- **Task to carry out**:
Among the entries, which lines carry the string "Deadlift"? Copy each of them.

── Given data

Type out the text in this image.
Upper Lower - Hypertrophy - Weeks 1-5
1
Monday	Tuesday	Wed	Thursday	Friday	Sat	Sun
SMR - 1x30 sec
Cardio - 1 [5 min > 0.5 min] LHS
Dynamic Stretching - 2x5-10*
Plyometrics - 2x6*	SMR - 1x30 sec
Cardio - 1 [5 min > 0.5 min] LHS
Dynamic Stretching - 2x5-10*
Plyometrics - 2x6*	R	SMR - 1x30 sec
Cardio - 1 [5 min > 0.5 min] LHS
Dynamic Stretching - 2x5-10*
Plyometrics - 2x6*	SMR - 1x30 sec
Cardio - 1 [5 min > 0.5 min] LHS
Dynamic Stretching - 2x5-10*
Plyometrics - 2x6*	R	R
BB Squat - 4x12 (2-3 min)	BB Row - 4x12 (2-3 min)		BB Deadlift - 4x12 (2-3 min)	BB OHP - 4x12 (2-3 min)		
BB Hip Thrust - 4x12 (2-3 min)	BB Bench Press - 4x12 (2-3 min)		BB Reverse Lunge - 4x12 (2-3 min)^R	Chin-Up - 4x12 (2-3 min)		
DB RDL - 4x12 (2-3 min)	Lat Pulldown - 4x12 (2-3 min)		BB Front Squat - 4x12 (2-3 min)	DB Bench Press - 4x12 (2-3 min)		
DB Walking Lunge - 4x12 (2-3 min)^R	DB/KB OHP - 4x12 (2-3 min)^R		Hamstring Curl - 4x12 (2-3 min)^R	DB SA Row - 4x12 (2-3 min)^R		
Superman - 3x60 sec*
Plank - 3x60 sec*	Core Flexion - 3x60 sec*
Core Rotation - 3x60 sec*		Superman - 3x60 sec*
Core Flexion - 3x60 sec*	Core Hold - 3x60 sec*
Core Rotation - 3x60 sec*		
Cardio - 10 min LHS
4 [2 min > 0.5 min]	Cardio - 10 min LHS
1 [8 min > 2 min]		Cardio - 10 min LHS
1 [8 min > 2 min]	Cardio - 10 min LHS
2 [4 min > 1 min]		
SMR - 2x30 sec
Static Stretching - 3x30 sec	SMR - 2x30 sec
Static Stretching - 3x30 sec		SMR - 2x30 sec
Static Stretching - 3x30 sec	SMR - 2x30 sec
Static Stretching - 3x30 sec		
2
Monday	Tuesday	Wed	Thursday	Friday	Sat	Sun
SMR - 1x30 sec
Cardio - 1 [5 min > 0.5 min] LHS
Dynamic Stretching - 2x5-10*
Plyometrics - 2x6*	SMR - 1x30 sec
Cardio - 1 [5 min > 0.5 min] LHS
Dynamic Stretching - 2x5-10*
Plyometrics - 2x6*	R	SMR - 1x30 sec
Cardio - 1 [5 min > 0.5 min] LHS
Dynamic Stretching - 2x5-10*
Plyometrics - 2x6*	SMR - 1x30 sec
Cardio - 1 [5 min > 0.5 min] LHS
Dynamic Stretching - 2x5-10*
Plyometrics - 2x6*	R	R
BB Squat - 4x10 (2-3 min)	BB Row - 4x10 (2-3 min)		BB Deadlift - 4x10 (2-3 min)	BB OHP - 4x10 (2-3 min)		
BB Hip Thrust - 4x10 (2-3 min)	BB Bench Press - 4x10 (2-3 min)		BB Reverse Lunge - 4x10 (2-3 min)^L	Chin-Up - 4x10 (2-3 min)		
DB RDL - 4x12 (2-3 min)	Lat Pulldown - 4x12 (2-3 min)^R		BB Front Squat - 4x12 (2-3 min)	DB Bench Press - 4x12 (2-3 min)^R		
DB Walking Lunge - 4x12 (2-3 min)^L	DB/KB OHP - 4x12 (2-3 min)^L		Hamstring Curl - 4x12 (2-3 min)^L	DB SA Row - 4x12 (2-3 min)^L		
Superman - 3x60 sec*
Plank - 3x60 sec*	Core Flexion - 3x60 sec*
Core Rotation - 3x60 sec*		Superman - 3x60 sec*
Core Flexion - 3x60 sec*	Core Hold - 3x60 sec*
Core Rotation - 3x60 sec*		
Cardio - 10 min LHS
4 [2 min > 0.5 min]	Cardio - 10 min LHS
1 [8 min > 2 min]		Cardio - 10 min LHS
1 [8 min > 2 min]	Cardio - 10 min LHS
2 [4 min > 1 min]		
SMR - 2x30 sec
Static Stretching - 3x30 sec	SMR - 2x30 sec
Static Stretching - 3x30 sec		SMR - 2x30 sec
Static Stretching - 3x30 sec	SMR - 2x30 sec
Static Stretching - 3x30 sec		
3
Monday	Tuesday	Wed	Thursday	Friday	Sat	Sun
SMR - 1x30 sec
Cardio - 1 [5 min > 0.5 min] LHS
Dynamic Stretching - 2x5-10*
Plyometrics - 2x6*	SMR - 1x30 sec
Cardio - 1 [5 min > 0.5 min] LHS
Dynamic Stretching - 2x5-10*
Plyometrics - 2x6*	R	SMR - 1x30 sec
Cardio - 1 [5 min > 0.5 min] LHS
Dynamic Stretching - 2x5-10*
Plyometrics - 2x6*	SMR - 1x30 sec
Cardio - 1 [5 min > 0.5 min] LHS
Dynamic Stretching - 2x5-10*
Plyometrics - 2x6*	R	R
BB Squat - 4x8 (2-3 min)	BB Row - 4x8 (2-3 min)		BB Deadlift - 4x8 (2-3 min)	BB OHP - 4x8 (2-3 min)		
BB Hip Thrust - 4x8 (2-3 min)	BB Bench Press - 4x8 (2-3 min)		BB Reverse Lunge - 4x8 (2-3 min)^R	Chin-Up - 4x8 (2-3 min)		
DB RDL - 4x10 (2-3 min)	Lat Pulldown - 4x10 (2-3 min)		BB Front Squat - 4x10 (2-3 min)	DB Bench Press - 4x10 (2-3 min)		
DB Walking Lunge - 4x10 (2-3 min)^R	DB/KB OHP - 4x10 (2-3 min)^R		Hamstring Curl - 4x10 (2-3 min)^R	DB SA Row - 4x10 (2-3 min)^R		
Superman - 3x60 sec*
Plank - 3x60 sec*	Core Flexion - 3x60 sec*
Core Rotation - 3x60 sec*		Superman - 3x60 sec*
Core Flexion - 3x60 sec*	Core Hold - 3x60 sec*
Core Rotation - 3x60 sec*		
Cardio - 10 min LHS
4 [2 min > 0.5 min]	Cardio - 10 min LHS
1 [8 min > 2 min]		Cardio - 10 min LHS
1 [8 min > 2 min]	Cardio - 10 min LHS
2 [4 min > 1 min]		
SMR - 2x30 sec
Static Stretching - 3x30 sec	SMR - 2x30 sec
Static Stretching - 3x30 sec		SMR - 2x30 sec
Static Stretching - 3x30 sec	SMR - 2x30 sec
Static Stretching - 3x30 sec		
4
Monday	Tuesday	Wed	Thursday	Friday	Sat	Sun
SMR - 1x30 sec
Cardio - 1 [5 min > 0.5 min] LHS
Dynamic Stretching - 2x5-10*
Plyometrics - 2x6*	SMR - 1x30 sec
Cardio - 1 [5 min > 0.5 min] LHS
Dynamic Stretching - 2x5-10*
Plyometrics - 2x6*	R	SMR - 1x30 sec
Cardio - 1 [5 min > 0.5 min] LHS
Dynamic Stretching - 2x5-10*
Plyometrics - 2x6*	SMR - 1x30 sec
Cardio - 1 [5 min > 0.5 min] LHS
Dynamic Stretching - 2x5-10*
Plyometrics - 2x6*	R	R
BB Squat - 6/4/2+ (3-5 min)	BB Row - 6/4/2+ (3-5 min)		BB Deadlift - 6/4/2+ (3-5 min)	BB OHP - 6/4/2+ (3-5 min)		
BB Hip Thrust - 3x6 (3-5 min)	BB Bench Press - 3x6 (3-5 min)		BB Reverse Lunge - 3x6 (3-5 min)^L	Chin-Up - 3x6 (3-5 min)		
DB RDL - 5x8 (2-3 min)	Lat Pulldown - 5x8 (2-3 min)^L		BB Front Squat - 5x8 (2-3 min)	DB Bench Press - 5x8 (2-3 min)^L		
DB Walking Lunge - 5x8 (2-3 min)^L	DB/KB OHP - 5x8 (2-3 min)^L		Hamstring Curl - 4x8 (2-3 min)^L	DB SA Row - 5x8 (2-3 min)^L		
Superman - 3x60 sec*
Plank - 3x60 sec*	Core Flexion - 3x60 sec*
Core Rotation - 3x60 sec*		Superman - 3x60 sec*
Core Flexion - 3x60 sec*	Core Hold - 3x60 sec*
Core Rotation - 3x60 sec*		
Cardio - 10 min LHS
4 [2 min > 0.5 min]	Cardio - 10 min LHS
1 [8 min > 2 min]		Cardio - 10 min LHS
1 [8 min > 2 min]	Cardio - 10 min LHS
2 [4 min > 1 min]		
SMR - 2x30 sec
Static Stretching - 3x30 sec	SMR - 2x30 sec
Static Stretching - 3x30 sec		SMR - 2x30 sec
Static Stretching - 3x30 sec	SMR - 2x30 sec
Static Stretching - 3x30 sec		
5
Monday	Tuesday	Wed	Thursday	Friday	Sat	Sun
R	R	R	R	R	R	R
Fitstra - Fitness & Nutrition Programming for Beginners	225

────

- **Written response**:
BB Squat - 4x12 (2-3 min)	BB Row - 4x12 (2-3 min)		BB Deadlift - 4x12 (2-3 min)	BB OHP - 4x12 (2-3 min)		
BB Squat - 4x10 (2-3 min)	BB Row - 4x10 (2-3 min)		BB Deadlift - 4x10 (2-3 min)	BB OHP - 4x10 (2-3 min)		
BB Squat - 4x8 (2-3 min)	BB Row - 4x8 (2-3 min)		BB Deadlift - 4x8 (2-3 min)	BB OHP - 4x8 (2-3 min)		
BB Squat - 6/4/2+ (3-5 min)	BB Row - 6/4/2+ (3-5 min)		BB Deadlift - 6/4/2+ (3-5 min)	BB OHP - 6/4/2+ (3-5 min)		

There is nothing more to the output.